[start]

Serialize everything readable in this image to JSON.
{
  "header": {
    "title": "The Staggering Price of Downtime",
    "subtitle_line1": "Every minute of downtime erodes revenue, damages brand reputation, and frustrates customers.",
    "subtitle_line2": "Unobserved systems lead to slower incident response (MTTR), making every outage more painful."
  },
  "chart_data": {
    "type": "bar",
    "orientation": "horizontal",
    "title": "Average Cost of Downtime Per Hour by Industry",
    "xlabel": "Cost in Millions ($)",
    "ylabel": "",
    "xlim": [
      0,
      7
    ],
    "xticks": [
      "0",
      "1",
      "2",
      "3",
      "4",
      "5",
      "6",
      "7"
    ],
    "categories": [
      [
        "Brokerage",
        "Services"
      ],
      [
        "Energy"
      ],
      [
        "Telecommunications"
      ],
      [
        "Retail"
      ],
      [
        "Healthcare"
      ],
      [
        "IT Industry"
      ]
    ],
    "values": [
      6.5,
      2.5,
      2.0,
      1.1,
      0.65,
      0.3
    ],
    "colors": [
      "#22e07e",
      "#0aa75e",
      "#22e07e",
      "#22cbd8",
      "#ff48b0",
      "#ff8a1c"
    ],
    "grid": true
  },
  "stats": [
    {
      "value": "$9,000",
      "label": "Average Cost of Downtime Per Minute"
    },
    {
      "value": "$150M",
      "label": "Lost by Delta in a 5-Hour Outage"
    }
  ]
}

[end]

Task description –
Recopy the entries above exactly, with every line included.

Completed task –
Serialize everything readable in this image to JSON.
{
  "header": {
    "title": "The Staggering Price of Downtime",
    "subtitle_line1": "Every minute of downtime erodes revenue, damages brand reputation, and frustrates customers.",
    "subtitle_line2": "Unobserved systems lead to slower incident response (MTTR), making every outage more painful."
  },
  "chart_data": {
    "type": "bar",
    "orientation": "horizontal",
    "title": "Average Cost of Downtime Per Hour by Industry",
    "xlabel": "Cost in Millions ($)",
    "ylabel": "",
    "xlim": [
      0,
      7
    ],
    "xticks": [
      "0",
      "1",
      "2",
      "3",
      "4",
      "5",
      "6",
      "7"
    ],
    "categories": [
      [
        "Brokerage",
        "Services"
      ],
      [
        "Energy"
      ],
      [
        "Telecommunications"
      ],
      [
        "Retail"
      ],
      [
        "Healthcare"
      ],
      [
        "IT Industry"
      ]
    ],
    "values": [
      6.5,
      2.5,
      2.0,
      1.1,
      0.65,
      0.3
    ],
    "colors": [
      "#22e07e",
      "#0aa75e",
      "#22e07e",
      "#22cbd8",
      "#ff48b0",
      "#ff8a1c"
    ],
    "grid": true
  },
  "stats": [
    {
      "value": "$9,000",
      "label": "Average Cost of Downtime Per Minute"
    },
    {
      "value": "$150M",
      "label": "Lost by Delta in a 5-Hour Outage"
    }
  ]
}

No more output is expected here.